### GOAL
Copy the listing out again, swapping "callout-label" for "chart-label" wherever it appears and changing nothing else. Leave the pictures out.

#### PROVIDED ENTRIES

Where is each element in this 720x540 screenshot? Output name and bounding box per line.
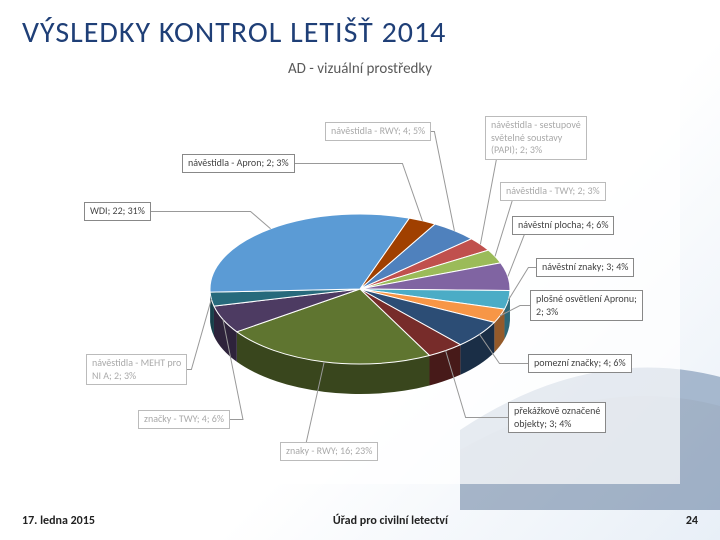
callout-label: návěstní znaky; 3; 4% (536, 258, 634, 277)
callout-label: návěstní plocha; 4; 6% (512, 216, 614, 235)
callout-leader (431, 132, 454, 231)
callout-label: návěstidla - RWY; 4; 5% (325, 122, 431, 141)
footer-org: Úřad pro civilní letectví (333, 514, 448, 528)
footer: 17. ledna 2015 Úřad pro civilní letectví… (22, 514, 698, 528)
callout-label: značky - TWY; 4; 6% (138, 410, 230, 429)
callout-label: plošné osvětlení Apronu;2; 3% (530, 290, 643, 321)
callout-label: pomezní značky; 4; 6% (528, 354, 632, 373)
callout-label: překážkově označenéobjekty; 3; 4% (508, 402, 606, 433)
callout-label: návěstidla - sestupovésvětelné soustavy(… (485, 116, 587, 160)
footer-date: 17. ledna 2015 (22, 514, 95, 528)
callout-leader (151, 212, 271, 229)
callout-label: znaky - RWY; 16; 23% (280, 442, 378, 461)
footer-page: 24 (686, 514, 698, 528)
callout-label: WDI; 22; 31% (84, 202, 151, 221)
callout-leader (187, 299, 211, 369)
callout-label: návěstidla - Apron; 2; 3% (182, 154, 295, 173)
chart-container: AD - vizuální prostředky návěstidla - RW… (40, 54, 680, 484)
page-title: VÝSLEDKY KONTROL LETIŠŤ 2014 (22, 14, 446, 51)
callout-leader (295, 164, 422, 221)
callout-label: návěstidla - MEHT proNI A; 2; 3% (86, 354, 187, 385)
callout-label: návěstidla - TWY; 2; 3% (500, 182, 606, 201)
slide-root: VÝSLEDKY KONTROL LETIŠŤ 2014 AD - vizuál… (0, 0, 720, 540)
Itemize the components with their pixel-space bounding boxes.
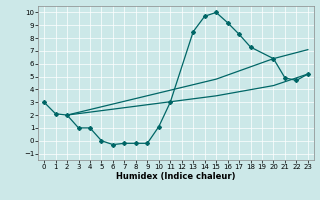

########

### PROBLEM SOLUTION
Where is each element in this 720x540 screenshot? Output name and bounding box per line.
chart-label: návěstní znaky; 3; 4% (536, 258, 634, 277)
chart-label: návěstní plocha; 4; 6% (512, 216, 614, 235)
callout-leader (431, 132, 454, 231)
chart-label: návěstidla - RWY; 4; 5% (325, 122, 431, 141)
footer-org: Úřad pro civilní letectví (333, 514, 448, 528)
footer: 17. ledna 2015 Úřad pro civilní letectví… (22, 514, 698, 528)
chart-label: značky - TWY; 4; 6% (138, 410, 230, 429)
chart-label: plošné osvětlení Apronu;2; 3% (530, 290, 643, 321)
chart-label: pomezní značky; 4; 6% (528, 354, 632, 373)
chart-label: překážkově označenéobjekty; 3; 4% (508, 402, 606, 433)
chart-label: návěstidla - sestupovésvětelné soustavy(… (485, 116, 587, 160)
footer-date: 17. ledna 2015 (22, 514, 95, 528)
callout-leader (151, 212, 271, 229)
chart-label: znaky - RWY; 16; 23% (280, 442, 378, 461)
footer-page: 24 (686, 514, 698, 528)
chart-label: WDI; 22; 31% (84, 202, 151, 221)
callout-leader (187, 299, 211, 369)
chart-label: návěstidla - Apron; 2; 3% (182, 154, 295, 173)
chart-container: AD - vizuální prostředky návěstidla - RW… (40, 54, 680, 484)
page-title: VÝSLEDKY KONTROL LETIŠŤ 2014 (22, 14, 446, 51)
callout-leader (295, 164, 422, 221)
chart-label: návěstidla - MEHT proNI A; 2; 3% (86, 354, 187, 385)
chart-label: návěstidla - TWY; 2; 3% (500, 182, 606, 201)
slide-root: VÝSLEDKY KONTROL LETIŠŤ 2014 AD - vizuál… (0, 0, 720, 540)
Itemize the components with their pixel-space bounding boxes.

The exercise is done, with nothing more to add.